DIRECTION: For every line in the data below that contains "Tropic", copy the line.
========================
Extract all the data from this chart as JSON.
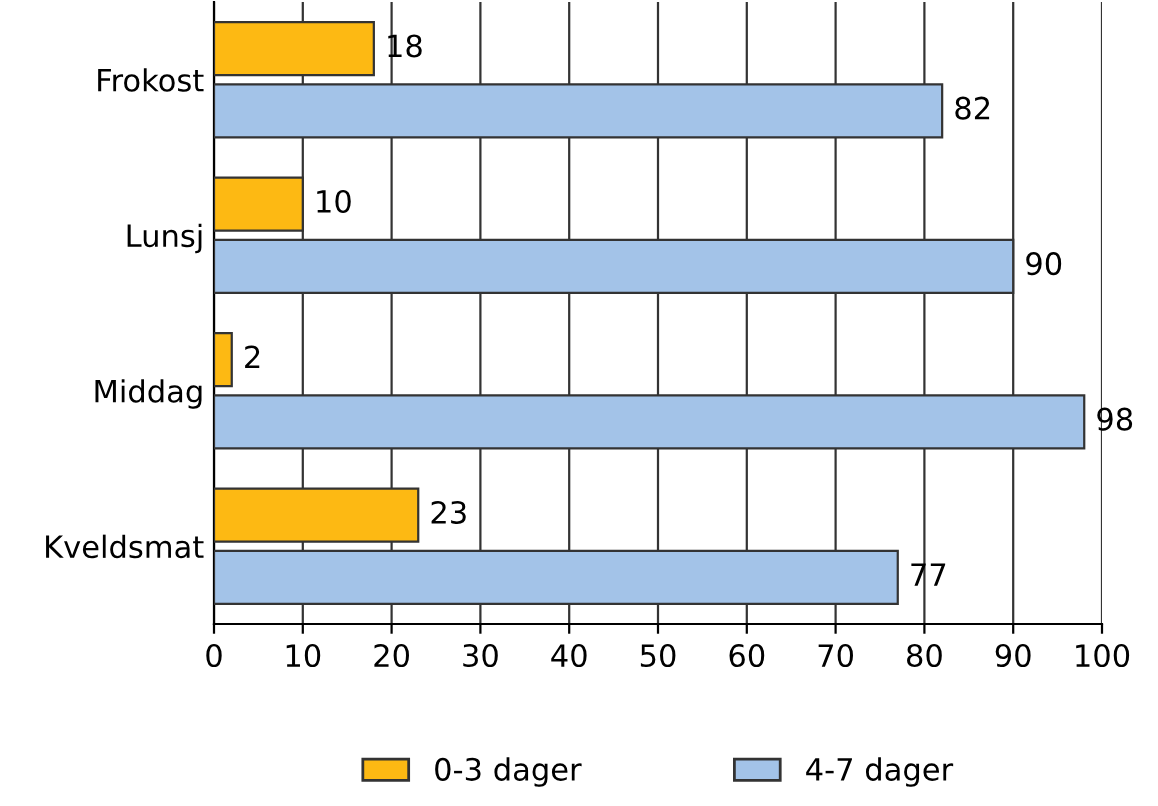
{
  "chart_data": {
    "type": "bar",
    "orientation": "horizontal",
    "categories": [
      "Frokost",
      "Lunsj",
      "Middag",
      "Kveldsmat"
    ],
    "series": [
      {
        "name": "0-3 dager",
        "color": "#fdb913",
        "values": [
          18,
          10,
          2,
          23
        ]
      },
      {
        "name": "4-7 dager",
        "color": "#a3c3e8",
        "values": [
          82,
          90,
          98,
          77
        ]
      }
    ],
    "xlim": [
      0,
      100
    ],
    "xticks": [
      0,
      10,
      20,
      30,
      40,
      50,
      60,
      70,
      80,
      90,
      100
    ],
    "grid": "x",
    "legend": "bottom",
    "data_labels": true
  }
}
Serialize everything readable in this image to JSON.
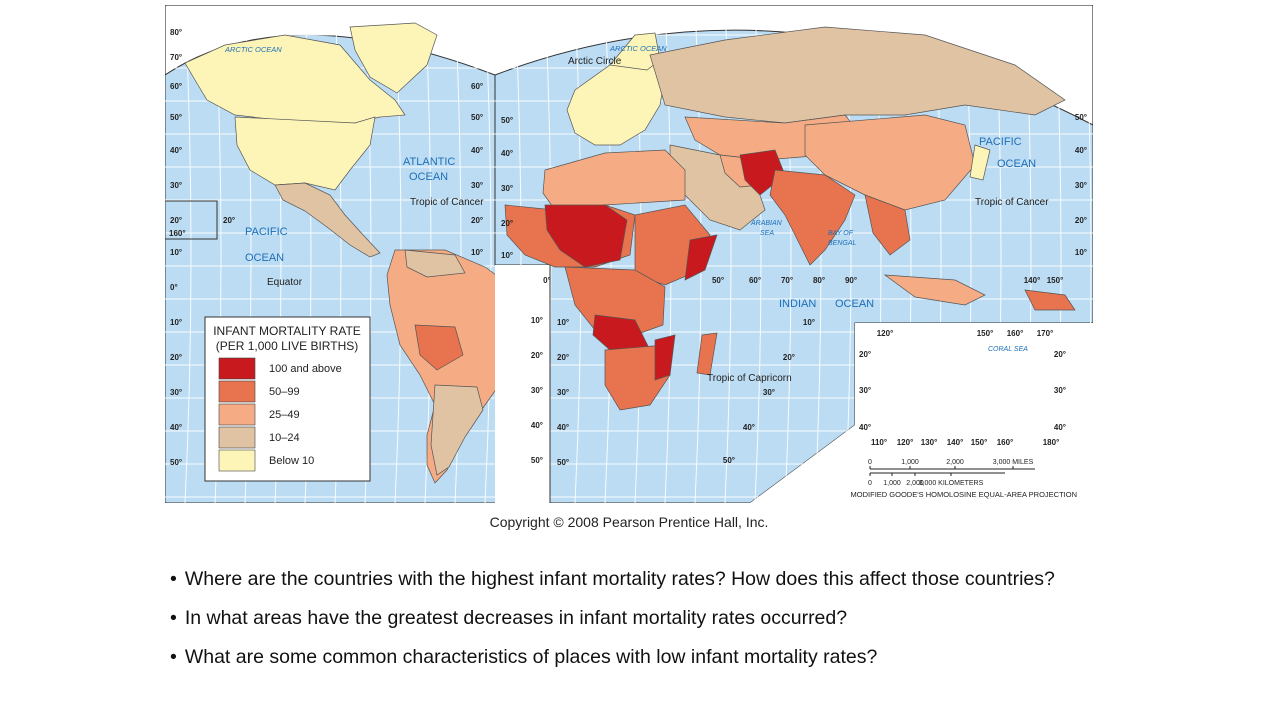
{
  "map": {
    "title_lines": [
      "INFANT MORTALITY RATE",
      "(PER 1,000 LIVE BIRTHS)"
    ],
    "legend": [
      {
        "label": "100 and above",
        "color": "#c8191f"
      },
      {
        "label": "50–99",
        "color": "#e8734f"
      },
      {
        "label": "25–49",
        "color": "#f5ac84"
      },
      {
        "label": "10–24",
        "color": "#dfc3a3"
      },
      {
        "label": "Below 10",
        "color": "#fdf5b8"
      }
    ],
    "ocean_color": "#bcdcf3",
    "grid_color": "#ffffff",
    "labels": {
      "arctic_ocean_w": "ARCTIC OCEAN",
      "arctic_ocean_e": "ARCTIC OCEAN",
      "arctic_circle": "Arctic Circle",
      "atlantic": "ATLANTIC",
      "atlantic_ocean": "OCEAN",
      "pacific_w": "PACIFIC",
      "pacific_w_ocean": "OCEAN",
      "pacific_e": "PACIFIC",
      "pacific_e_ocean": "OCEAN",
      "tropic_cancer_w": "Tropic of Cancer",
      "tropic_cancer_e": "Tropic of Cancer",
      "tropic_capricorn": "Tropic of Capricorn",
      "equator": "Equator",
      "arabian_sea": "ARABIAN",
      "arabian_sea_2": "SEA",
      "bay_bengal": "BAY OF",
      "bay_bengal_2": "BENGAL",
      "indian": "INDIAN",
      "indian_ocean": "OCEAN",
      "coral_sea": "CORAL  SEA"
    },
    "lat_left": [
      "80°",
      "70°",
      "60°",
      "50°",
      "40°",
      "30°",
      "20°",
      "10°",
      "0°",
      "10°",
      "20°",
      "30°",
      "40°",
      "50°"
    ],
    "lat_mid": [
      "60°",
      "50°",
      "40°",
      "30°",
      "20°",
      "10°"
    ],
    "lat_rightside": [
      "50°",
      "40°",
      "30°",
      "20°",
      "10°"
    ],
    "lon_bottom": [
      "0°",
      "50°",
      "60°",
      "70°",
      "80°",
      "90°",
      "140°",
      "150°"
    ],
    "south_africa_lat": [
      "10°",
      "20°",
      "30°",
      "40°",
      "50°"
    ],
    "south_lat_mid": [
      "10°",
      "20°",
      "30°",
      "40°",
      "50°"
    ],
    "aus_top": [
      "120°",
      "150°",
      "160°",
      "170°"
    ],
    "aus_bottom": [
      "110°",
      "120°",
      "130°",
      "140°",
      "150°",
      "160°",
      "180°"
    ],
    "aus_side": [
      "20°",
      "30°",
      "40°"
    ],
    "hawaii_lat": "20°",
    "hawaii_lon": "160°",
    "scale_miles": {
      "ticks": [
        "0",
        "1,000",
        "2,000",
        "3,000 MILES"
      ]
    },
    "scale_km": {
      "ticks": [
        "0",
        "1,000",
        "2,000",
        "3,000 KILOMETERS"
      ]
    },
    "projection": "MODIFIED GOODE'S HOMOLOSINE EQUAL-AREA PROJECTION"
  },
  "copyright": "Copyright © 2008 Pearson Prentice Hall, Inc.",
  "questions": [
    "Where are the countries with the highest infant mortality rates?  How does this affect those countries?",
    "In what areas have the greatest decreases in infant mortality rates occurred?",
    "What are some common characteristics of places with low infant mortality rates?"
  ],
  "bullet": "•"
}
========================
SOLUTION FOR THIS TASK:
      "tropic_cancer_w": "Tropic of Cancer",
      "tropic_cancer_e": "Tropic of Cancer",
      "tropic_capricorn": "Tropic of Capricorn",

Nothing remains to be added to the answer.